What the One Big Beautiful Bill Act Means for Your Individual Taxes in 2025 and Beyond

When Congress passed the One Big Beautiful Bill Act signed into law on July 4, 2025, it triggered the most sweeping overhaul of the U.S. tax system since 2017. While headlines focused on Trump Accounts and repealed EV credits, the bill quietly reshaped the rules for everyday taxpayers—introducing new deductions, revising old ones, and locking in key provisions that affect how millions of Americans will file in the years ahead. Here is a high-level summary that breaks down the major individual income tax changes that could shape your bottom line from 2025 through 2028—and beyond.

TAX RATES

The new law retains the current individual income tax rate structure that ranges from 10% to 37%. The income ranges these apply to are permanently adjusted for inflation each year.

▸ Data extracted from a collection
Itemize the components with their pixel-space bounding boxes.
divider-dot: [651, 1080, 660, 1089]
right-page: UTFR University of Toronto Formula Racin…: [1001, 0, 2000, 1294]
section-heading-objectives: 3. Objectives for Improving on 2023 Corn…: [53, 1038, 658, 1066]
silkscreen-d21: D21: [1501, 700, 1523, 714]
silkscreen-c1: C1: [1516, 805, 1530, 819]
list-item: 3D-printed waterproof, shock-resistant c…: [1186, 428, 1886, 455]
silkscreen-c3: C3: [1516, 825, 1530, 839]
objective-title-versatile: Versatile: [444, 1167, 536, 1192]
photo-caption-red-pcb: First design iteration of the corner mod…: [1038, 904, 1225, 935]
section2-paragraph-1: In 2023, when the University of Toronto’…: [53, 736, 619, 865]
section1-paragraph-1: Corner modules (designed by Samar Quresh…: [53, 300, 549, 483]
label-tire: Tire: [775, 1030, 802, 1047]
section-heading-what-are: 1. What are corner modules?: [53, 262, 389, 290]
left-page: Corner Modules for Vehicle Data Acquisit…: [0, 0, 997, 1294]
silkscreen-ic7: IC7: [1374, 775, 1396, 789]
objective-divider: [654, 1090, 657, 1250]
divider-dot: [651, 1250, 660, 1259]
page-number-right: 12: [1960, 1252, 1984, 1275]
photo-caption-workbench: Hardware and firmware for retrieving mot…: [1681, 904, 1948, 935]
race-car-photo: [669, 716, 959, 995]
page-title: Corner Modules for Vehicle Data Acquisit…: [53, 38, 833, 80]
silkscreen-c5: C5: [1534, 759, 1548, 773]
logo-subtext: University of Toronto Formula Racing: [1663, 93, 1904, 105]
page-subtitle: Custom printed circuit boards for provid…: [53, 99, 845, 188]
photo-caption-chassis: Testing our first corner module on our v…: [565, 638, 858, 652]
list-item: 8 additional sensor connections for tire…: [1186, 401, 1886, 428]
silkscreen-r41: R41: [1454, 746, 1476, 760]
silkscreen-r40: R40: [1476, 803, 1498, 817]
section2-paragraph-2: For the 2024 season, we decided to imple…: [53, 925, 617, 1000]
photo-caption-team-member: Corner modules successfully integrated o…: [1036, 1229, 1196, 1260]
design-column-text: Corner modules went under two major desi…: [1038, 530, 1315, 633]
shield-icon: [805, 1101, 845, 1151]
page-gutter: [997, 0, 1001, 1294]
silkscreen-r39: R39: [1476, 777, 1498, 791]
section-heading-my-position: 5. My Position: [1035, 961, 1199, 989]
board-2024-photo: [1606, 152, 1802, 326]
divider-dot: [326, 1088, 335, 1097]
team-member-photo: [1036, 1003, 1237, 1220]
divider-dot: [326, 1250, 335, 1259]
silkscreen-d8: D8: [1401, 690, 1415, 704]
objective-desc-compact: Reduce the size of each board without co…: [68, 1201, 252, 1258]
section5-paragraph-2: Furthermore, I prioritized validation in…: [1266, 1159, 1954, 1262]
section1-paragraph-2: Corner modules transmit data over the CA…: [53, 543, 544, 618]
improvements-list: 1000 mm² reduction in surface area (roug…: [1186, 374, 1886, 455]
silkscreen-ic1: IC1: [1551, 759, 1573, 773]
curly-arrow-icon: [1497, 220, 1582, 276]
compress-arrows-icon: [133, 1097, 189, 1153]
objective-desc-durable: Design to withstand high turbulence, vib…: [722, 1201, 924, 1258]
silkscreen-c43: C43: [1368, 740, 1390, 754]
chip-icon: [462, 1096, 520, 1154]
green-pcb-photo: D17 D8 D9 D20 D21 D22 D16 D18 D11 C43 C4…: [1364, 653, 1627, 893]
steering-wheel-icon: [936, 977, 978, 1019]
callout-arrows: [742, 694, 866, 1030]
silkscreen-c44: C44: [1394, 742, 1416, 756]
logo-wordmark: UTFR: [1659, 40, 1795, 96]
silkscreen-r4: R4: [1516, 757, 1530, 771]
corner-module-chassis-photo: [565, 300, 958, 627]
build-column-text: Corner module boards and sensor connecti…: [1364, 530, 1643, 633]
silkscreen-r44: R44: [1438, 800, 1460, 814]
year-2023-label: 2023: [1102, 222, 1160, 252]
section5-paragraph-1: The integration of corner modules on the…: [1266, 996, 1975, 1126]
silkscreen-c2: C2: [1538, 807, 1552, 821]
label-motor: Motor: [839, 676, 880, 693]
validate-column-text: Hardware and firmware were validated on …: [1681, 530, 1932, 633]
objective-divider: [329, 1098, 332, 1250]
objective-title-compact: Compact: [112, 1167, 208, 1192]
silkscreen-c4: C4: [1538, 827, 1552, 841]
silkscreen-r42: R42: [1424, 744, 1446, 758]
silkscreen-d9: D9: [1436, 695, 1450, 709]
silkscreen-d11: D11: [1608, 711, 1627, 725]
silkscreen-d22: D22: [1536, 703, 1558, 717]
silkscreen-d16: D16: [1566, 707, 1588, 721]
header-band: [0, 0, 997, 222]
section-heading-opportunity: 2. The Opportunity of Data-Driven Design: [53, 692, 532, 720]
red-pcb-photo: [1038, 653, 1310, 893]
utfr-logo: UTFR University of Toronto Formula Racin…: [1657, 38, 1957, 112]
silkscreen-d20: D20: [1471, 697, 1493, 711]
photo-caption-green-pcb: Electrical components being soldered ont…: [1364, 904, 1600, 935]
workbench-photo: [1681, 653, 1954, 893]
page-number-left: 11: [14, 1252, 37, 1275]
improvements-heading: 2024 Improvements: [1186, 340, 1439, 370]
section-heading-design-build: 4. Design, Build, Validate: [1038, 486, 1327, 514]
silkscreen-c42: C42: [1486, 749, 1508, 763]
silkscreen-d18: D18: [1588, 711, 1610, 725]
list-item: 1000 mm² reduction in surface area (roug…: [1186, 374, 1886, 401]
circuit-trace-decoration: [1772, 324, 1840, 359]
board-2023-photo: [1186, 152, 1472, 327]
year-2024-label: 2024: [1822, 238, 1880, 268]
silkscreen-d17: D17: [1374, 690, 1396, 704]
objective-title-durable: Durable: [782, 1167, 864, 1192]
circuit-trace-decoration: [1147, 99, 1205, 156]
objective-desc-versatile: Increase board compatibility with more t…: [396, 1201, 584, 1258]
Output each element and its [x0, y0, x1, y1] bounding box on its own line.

* * *

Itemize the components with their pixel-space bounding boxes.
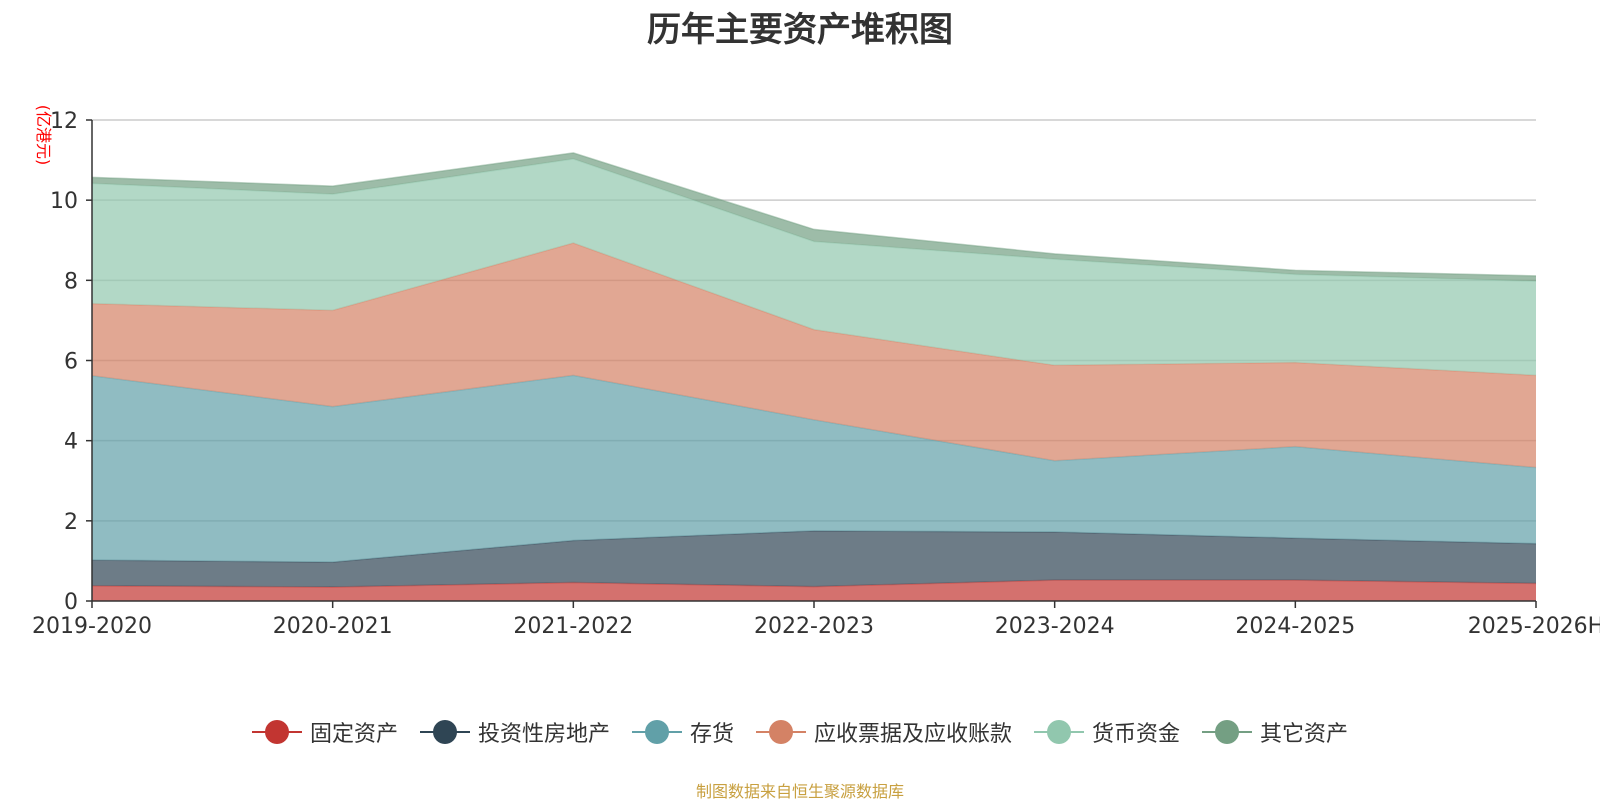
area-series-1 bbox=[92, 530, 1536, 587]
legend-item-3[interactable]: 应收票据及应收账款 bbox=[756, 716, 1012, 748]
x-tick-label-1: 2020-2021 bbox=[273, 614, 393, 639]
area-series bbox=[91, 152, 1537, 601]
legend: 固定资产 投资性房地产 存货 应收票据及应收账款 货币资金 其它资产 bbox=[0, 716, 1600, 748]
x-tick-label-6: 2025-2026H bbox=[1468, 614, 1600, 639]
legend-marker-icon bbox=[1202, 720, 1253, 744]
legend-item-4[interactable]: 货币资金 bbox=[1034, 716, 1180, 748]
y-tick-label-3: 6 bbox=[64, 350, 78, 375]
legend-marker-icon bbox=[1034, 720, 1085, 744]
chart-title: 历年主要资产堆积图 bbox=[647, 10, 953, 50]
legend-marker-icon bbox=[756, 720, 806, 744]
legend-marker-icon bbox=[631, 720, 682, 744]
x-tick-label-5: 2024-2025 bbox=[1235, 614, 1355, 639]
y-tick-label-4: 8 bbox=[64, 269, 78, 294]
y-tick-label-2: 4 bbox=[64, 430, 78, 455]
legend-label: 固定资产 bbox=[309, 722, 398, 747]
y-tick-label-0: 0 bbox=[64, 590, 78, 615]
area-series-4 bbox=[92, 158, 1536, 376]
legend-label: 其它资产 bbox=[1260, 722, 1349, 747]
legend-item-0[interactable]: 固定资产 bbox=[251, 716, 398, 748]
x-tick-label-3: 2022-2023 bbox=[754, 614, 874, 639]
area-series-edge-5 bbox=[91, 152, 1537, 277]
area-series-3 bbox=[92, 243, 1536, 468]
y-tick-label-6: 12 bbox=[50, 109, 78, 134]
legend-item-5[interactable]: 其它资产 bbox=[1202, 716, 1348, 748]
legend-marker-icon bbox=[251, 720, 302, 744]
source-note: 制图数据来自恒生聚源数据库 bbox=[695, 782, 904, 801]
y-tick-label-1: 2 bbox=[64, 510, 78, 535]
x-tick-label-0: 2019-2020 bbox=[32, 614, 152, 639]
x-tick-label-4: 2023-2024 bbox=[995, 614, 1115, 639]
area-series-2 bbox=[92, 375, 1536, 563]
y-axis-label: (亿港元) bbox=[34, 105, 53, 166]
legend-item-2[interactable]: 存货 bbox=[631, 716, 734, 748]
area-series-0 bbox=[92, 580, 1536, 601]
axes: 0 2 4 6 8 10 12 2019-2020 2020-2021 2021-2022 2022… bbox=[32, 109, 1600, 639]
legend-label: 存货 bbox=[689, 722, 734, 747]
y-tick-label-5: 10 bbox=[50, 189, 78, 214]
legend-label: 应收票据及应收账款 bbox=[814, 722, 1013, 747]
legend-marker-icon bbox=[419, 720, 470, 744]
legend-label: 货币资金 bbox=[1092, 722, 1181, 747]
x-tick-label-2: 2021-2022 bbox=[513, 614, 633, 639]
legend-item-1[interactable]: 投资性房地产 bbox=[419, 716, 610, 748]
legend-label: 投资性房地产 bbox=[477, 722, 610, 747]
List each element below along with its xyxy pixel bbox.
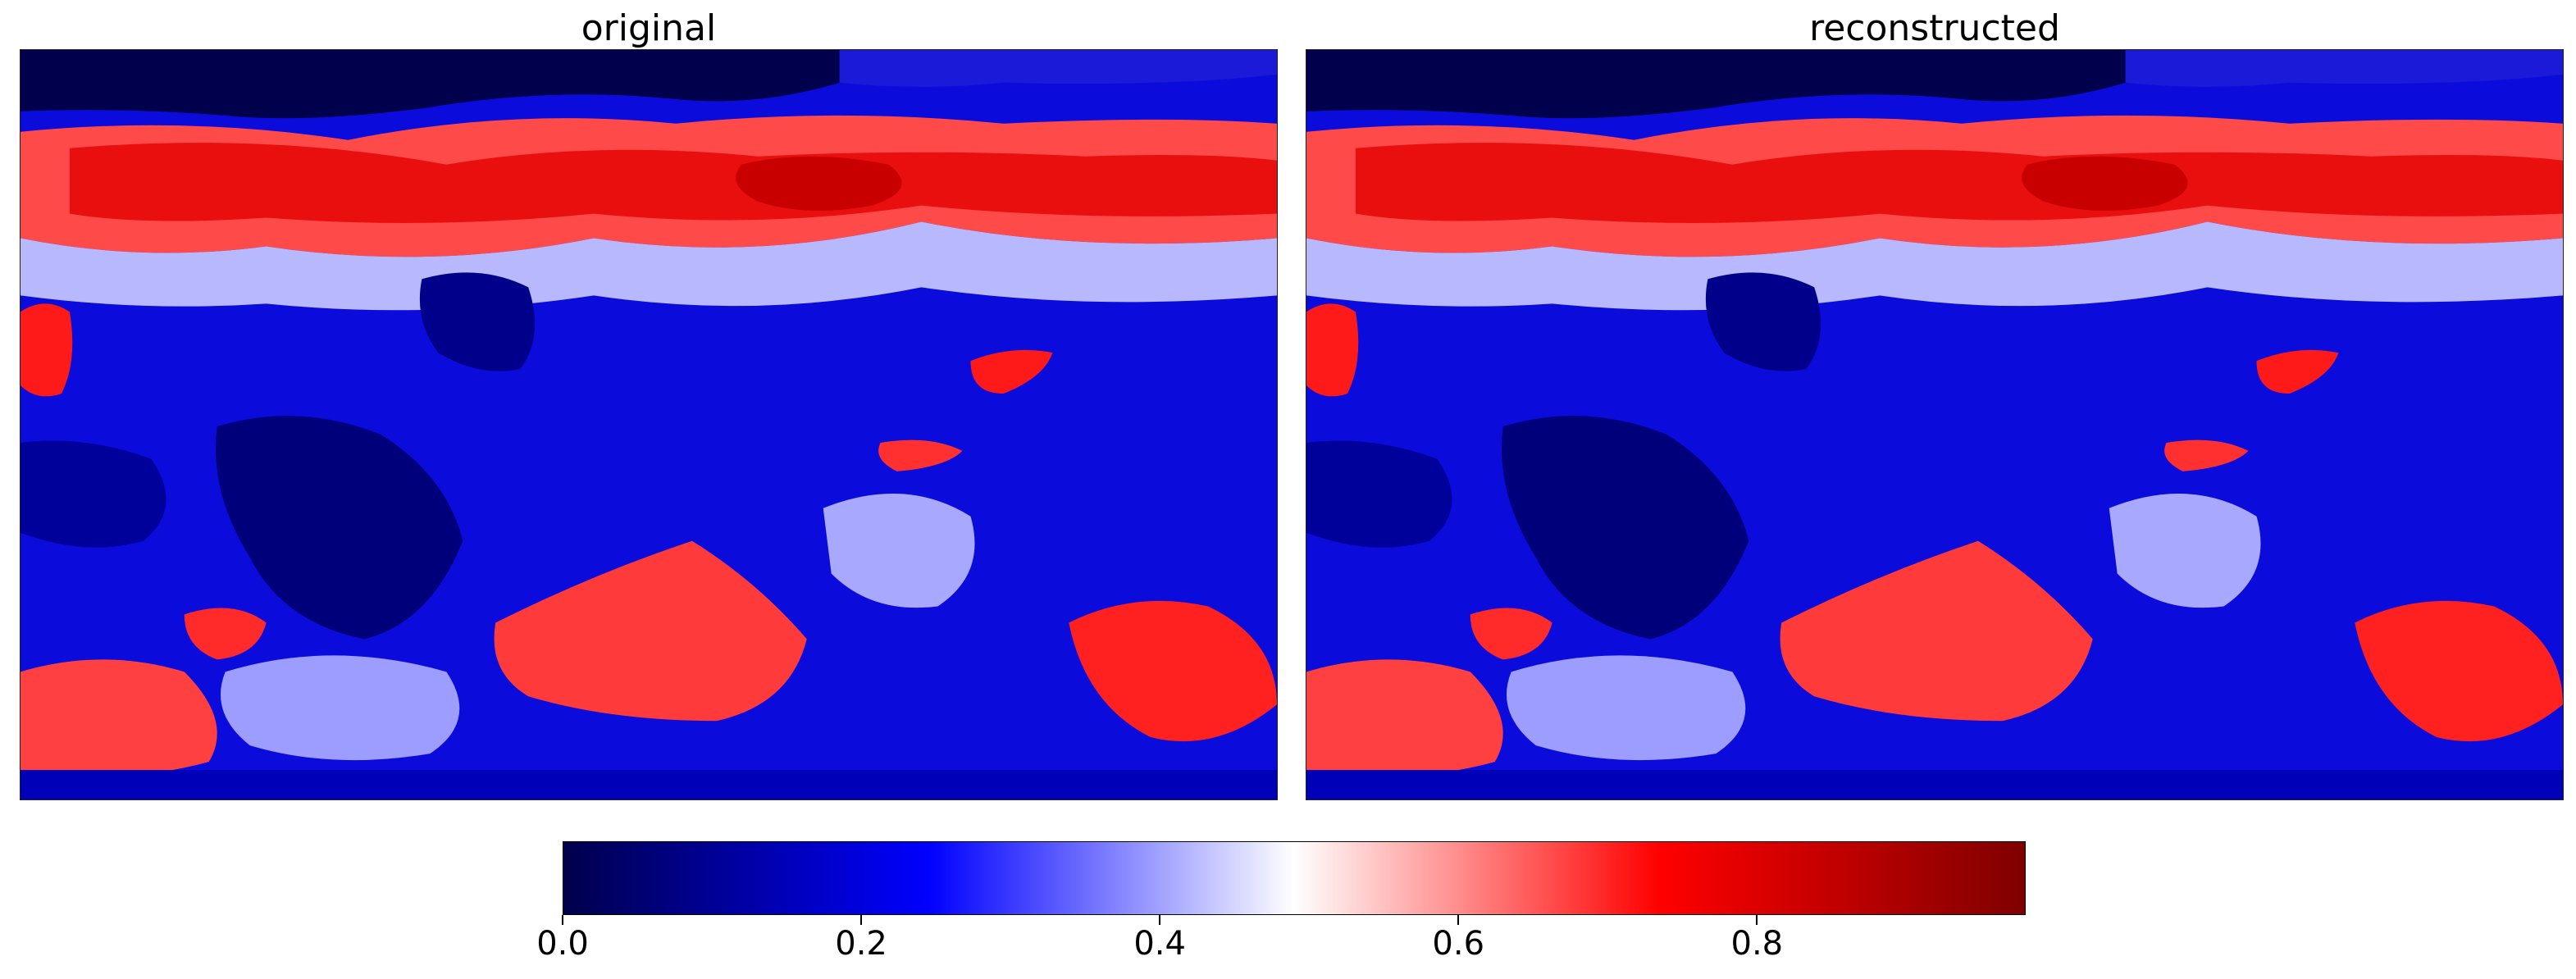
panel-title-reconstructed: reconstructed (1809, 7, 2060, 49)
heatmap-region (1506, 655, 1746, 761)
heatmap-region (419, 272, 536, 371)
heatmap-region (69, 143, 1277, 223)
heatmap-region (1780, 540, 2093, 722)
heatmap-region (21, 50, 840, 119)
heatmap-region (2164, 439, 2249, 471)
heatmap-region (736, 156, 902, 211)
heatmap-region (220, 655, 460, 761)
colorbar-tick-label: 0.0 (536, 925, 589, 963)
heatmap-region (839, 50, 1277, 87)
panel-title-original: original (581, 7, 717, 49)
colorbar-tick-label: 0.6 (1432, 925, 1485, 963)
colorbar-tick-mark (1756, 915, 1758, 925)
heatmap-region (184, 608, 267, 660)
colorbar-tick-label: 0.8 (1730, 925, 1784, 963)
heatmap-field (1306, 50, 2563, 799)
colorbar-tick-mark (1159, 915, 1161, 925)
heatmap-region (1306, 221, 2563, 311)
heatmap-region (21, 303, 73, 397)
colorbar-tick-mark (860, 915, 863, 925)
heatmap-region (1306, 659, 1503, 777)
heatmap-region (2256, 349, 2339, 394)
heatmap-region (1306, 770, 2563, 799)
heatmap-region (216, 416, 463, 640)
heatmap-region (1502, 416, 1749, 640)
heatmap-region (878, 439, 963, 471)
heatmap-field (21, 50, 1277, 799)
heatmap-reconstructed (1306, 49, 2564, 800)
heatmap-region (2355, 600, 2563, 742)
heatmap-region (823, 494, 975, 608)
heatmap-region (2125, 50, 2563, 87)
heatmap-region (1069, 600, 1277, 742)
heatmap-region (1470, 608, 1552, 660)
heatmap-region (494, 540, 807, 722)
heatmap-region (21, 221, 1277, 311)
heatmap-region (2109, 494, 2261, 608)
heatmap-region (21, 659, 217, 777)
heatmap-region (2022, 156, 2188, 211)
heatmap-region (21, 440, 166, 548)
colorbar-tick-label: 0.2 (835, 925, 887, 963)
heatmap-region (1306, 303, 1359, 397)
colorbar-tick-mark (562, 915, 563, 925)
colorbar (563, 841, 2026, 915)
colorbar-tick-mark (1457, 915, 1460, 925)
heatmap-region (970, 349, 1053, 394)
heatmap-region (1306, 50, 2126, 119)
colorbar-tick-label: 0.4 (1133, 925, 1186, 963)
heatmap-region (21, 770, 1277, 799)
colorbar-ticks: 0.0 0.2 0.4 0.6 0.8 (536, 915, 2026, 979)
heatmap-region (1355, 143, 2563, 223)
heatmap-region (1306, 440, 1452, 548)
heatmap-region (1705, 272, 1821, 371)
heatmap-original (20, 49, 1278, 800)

▸ GIVEN TASK 1
Reproduce the part of the tax article that opens with the words "What the One" and closes with "through 2028—and beyond.".
▸ GIVEN TASK 2
Turn the second block of rows, from the line containing "area-series-1 bbox=[92, 530, 1536, 587]" through the line containing "legend-marker-icon bbox=[1202, 720, 1253, 744]", into a Markdown table with the columns No. and Line. Leave out any blank lines.

▸ FINISHED ANSWER 1
What the One Big Beautiful Bill Act Means for Your Individual Taxes in 2025 and Beyond

When Congress passed the One Big Beautiful Bill Act signed into law on July 4, 2025, it triggered the most sweeping overhaul of the U.S. tax system since 2017. While headlines focused on Trump Accounts and repealed EV credits, the bill quietly reshaped the rules for everyday taxpayers—introducing new deductions, revising old ones, and locking in key provisions that affect how millions of Americans will file in the years ahead. Here is a high-level summary that breaks down the major individual income tax changes that could shape your bottom line from 2025 through 2028—and beyond.

▸ FINISHED ANSWER 2
| No. | Line |
|---|---|
| 1 | area-series-1 bbox=[92, 530, 1536, 587] |
| 2 | legend-item-3[interactable]: 应收票据及应收账款 bbox=[756, 716, 1012, 748] |
| 3 | x-tick-label-1: 2020-2021 bbox=[273, 614, 393, 639] |
| 4 | area-series bbox=[91, 152, 1537, 601] |
| 5 | legend: 固定资产 投资性房地产 存货 应收票据及应收账款 货币资金 其它资产 bbox=[0, 716, 1600, 748] |
| 6 | x-tick-label-6: 2025-2026H bbox=[1468, 614, 1600, 639] |
| 7 | legend-marker-icon bbox=[1202, 720, 1253, 744] |